▶ TASK GOAL
Your task is to extract every entry that follows word for word while excluding the pictures.

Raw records

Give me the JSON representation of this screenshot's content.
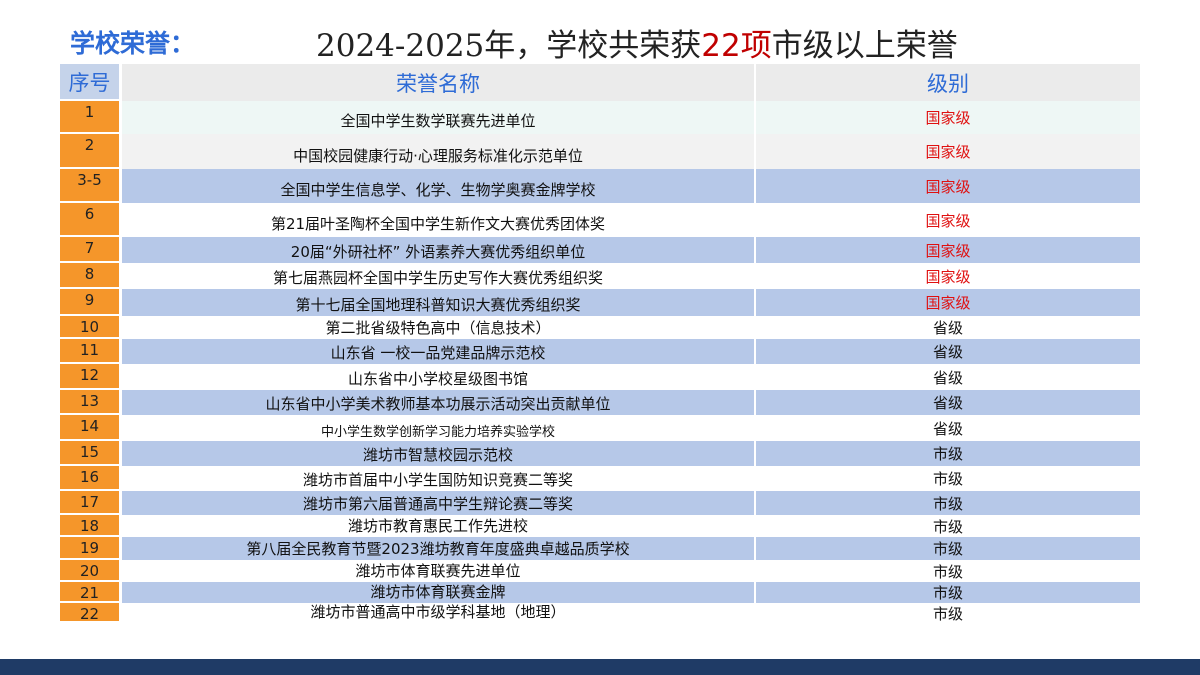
{
  "section_label": "学校荣誉：",
  "headline": {
    "prefix": "2024-2025年，学校共荣获",
    "count": "22",
    "unit": "项",
    "suffix": "市级以上荣誉"
  },
  "table": {
    "headers": {
      "index": "序号",
      "name": "荣誉名称",
      "level": "级别"
    },
    "rows": [
      {
        "index": "1",
        "name": "全国中学生数学联赛先进单位",
        "level": "国家级"
      },
      {
        "index": "2",
        "name": "中国校园健康行动·心理服务标准化示范单位",
        "level": "国家级"
      },
      {
        "index": "3-5",
        "name": "全国中学生信息学、化学、生物学奥赛金牌学校",
        "level": "国家级"
      },
      {
        "index": "6",
        "name": "第21届叶圣陶杯全国中学生新作文大赛优秀团体奖",
        "level": "国家级"
      },
      {
        "index": "7",
        "name": "20届“外研社杯” 外语素养大赛优秀组织单位",
        "level": "国家级"
      },
      {
        "index": "8",
        "name": "第七届燕园杯全国中学生历史写作大赛优秀组织奖",
        "level": "国家级"
      },
      {
        "index": "9",
        "name": "第十七届全国地理科普知识大赛优秀组织奖",
        "level": "国家级"
      },
      {
        "index": "10",
        "name": "第二批省级特色高中（信息技术）",
        "level": "省级"
      },
      {
        "index": "11",
        "name": "山东省 一校一品党建品牌示范校",
        "level": "省级"
      },
      {
        "index": "12",
        "name": "山东省中小学校星级图书馆",
        "level": "省级"
      },
      {
        "index": "13",
        "name": "山东省中小学美术教师基本功展示活动突出贡献单位",
        "level": "省级"
      },
      {
        "index": "14",
        "name": "中小学生数学创新学习能力培养实验学校",
        "level": "省级"
      },
      {
        "index": "15",
        "name": "潍坊市智慧校园示范校",
        "level": "市级"
      },
      {
        "index": "16",
        "name": "潍坊市首届中小学生国防知识竞赛二等奖",
        "level": "市级"
      },
      {
        "index": "17",
        "name": "潍坊市第六届普通高中学生辩论赛二等奖",
        "level": "市级"
      },
      {
        "index": "18",
        "name": "潍坊市教育惠民工作先进校",
        "level": "市级"
      },
      {
        "index": "19",
        "name": "第八届全民教育节暨2023潍坊教育年度盛典卓越品质学校",
        "level": "市级"
      },
      {
        "index": "20",
        "name": "潍坊市体育联赛先进单位",
        "level": "市级"
      },
      {
        "index": "21",
        "name": "潍坊市体育联赛金牌",
        "level": "市级"
      },
      {
        "index": "22",
        "name": "潍坊市普通高中市级学科基地（地理）",
        "level": "市级"
      }
    ]
  },
  "colors": {
    "accent_blue": "#2e6bd6",
    "national_red": "#e01010",
    "index_orange": "#f5962a",
    "row_blue": "#b6c8e8",
    "footer_navy": "#1f3b66"
  }
}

▶ TASK RESULT
Give me the JSON representation of this screenshot's content.
{
  "section_label": "学校荣誉：",
  "headline": {
    "prefix": "2024-2025年，学校共荣获",
    "count": "22",
    "unit": "项",
    "suffix": "市级以上荣誉"
  },
  "table": {
    "headers": {
      "index": "序号",
      "name": "荣誉名称",
      "level": "级别"
    },
    "rows": [
      {
        "index": "1",
        "name": "全国中学生数学联赛先进单位",
        "level": "国家级"
      },
      {
        "index": "2",
        "name": "中国校园健康行动·心理服务标准化示范单位",
        "level": "国家级"
      },
      {
        "index": "3-5",
        "name": "全国中学生信息学、化学、生物学奥赛金牌学校",
        "level": "国家级"
      },
      {
        "index": "6",
        "name": "第21届叶圣陶杯全国中学生新作文大赛优秀团体奖",
        "level": "国家级"
      },
      {
        "index": "7",
        "name": "20届“外研社杯” 外语素养大赛优秀组织单位",
        "level": "国家级"
      },
      {
        "index": "8",
        "name": "第七届燕园杯全国中学生历史写作大赛优秀组织奖",
        "level": "国家级"
      },
      {
        "index": "9",
        "name": "第十七届全国地理科普知识大赛优秀组织奖",
        "level": "国家级"
      },
      {
        "index": "10",
        "name": "第二批省级特色高中（信息技术）",
        "level": "省级"
      },
      {
        "index": "11",
        "name": "山东省 一校一品党建品牌示范校",
        "level": "省级"
      },
      {
        "index": "12",
        "name": "山东省中小学校星级图书馆",
        "level": "省级"
      },
      {
        "index": "13",
        "name": "山东省中小学美术教师基本功展示活动突出贡献单位",
        "level": "省级"
      },
      {
        "index": "14",
        "name": "中小学生数学创新学习能力培养实验学校",
        "level": "省级"
      },
      {
        "index": "15",
        "name": "潍坊市智慧校园示范校",
        "level": "市级"
      },
      {
        "index": "16",
        "name": "潍坊市首届中小学生国防知识竞赛二等奖",
        "level": "市级"
      },
      {
        "index": "17",
        "name": "潍坊市第六届普通高中学生辩论赛二等奖",
        "level": "市级"
      },
      {
        "index": "18",
        "name": "潍坊市教育惠民工作先进校",
        "level": "市级"
      },
      {
        "index": "19",
        "name": "第八届全民教育节暨2023潍坊教育年度盛典卓越品质学校",
        "level": "市级"
      },
      {
        "index": "20",
        "name": "潍坊市体育联赛先进单位",
        "level": "市级"
      },
      {
        "index": "21",
        "name": "潍坊市体育联赛金牌",
        "level": "市级"
      },
      {
        "index": "22",
        "name": "潍坊市普通高中市级学科基地（地理）",
        "level": "市级"
      }
    ]
  },
  "colors": {
    "accent_blue": "#2e6bd6",
    "national_red": "#e01010",
    "index_orange": "#f5962a",
    "row_blue": "#b6c8e8",
    "footer_navy": "#1f3b66"
  }
}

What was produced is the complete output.